* **Exercise brief**
Copy down every line where the string "товаров" shows up.

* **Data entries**
----

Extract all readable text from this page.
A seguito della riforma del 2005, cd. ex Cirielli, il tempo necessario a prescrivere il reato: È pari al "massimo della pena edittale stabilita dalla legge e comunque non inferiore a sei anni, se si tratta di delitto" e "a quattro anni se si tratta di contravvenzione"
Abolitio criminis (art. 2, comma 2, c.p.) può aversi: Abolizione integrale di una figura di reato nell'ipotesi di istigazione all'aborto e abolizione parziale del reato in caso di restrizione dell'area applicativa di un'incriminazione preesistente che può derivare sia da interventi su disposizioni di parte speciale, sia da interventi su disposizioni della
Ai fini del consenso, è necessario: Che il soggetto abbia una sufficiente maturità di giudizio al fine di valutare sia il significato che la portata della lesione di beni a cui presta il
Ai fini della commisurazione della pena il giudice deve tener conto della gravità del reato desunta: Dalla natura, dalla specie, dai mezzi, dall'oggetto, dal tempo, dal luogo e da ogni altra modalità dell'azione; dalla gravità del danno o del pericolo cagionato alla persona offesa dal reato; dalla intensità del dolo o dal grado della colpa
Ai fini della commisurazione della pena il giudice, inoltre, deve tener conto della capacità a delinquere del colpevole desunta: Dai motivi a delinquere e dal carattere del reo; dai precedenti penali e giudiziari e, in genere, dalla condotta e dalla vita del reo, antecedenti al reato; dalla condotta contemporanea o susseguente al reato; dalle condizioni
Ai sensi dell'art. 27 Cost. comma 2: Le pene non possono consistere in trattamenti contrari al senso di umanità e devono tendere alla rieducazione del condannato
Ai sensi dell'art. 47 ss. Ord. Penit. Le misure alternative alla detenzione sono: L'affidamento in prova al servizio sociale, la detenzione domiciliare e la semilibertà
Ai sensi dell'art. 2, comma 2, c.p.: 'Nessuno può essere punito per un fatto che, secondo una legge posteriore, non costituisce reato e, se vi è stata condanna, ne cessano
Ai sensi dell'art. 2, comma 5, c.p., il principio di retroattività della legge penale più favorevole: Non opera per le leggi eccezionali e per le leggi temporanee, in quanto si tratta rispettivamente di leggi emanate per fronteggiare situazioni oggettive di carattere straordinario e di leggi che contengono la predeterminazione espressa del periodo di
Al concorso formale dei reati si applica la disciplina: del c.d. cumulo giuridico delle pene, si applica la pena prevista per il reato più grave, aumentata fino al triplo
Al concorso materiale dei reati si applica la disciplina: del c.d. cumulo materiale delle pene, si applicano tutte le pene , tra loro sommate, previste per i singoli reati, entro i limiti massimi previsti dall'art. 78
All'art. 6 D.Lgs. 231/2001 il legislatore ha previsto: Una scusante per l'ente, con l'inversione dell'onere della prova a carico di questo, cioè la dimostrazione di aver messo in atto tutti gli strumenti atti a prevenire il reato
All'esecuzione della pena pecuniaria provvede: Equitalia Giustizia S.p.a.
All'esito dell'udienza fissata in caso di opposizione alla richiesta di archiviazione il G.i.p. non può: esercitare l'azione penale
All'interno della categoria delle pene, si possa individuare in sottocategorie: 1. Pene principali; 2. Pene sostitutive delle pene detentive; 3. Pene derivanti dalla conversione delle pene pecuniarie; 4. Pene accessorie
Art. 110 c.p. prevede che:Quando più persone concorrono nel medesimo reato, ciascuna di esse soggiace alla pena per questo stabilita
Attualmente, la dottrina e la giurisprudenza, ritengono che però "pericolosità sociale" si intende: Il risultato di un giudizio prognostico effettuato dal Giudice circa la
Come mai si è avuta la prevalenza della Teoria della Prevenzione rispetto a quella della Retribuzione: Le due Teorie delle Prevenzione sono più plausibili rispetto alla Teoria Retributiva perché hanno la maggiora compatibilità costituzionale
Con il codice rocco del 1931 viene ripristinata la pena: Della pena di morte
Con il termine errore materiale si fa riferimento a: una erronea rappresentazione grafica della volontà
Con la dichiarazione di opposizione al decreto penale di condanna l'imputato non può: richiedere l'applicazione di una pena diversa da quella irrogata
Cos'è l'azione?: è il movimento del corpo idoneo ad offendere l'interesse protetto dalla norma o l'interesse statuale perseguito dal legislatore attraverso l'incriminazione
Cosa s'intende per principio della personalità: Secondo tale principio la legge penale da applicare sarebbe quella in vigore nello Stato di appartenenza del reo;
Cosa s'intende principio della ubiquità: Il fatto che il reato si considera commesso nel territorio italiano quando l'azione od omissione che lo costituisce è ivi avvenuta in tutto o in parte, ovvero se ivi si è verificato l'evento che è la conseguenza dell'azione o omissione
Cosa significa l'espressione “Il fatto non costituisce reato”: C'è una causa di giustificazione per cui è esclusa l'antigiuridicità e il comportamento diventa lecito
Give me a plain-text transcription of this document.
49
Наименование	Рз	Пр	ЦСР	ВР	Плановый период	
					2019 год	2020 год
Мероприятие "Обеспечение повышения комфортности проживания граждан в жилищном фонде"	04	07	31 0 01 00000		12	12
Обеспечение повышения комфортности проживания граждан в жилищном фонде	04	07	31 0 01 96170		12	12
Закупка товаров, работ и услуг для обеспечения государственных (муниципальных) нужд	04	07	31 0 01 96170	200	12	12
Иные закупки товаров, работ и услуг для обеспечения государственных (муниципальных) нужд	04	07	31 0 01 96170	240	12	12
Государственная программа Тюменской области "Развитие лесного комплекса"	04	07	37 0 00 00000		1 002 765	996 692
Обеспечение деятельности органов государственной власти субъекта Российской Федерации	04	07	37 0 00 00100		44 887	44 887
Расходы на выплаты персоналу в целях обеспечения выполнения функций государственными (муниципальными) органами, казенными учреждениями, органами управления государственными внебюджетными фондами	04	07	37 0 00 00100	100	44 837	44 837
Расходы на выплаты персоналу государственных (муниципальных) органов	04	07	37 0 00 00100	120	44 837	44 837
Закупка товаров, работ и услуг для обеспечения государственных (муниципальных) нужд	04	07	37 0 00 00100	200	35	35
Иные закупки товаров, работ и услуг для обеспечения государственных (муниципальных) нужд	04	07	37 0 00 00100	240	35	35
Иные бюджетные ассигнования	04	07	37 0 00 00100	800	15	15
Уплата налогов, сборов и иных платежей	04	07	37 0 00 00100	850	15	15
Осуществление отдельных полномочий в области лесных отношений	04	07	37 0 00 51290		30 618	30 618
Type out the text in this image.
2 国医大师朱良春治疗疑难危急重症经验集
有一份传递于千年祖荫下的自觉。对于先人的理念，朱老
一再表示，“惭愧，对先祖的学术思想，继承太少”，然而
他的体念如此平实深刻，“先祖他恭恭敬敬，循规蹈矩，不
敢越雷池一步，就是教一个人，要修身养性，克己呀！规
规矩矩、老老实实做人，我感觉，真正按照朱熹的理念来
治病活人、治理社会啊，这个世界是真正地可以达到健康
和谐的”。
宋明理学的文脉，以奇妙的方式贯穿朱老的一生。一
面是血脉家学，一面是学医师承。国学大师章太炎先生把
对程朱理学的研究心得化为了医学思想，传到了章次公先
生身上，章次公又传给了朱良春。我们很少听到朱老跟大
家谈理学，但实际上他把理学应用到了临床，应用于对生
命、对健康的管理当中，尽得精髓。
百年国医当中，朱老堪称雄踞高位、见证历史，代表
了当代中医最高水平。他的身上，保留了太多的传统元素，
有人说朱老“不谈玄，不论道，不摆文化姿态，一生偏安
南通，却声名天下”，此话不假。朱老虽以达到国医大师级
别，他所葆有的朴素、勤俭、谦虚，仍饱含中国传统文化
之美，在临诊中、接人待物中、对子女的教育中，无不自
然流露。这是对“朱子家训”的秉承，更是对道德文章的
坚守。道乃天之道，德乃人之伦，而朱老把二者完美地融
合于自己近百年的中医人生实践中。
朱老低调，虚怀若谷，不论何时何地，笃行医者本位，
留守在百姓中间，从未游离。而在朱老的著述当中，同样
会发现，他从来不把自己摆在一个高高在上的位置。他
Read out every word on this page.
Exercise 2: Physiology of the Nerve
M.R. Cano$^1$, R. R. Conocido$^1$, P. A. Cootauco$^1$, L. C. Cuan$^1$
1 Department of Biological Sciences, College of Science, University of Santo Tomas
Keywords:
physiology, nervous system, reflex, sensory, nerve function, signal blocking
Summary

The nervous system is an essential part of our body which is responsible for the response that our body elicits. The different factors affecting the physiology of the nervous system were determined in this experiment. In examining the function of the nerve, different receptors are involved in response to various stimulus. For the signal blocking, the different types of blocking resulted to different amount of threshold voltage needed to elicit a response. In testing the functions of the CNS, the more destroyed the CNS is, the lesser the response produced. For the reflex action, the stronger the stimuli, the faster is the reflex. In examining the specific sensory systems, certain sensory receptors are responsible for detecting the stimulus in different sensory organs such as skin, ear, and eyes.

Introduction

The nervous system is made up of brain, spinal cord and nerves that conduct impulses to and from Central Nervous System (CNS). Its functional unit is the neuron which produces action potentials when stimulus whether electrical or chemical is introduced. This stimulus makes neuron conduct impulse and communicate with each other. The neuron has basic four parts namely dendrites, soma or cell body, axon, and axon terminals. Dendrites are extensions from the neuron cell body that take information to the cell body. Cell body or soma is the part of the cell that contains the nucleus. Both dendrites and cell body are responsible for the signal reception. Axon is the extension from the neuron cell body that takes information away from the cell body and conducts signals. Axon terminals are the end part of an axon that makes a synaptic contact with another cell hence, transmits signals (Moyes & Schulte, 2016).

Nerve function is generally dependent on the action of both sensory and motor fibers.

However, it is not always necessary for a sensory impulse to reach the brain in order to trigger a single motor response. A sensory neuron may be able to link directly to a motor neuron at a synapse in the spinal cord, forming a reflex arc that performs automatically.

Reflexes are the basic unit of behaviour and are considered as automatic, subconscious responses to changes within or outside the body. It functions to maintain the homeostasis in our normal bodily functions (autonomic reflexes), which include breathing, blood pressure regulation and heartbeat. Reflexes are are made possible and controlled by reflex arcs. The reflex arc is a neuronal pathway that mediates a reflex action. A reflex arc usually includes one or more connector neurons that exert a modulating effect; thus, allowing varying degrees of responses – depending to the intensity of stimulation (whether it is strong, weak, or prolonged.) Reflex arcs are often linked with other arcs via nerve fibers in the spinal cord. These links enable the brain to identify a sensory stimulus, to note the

----

* **Written solution**
Закупка товаров, работ и услуг для обеспечения государственных (муниципальных) нужд	04	07	31 0 01 96170	200	12	12
Иные закупки товаров, работ и услуг для обеспечения государственных (муниципальных) нужд	04	07	31 0 01 96170	240	12	12
Закупка товаров, работ и услуг для обеспечения государственных (муниципальных) нужд	04	07	37 0 00 00100	200	35	35
Иные закупки товаров, работ и услуг для обеспечения государственных (муниципальных) нужд	04	07	37 0 00 00100	240	35	35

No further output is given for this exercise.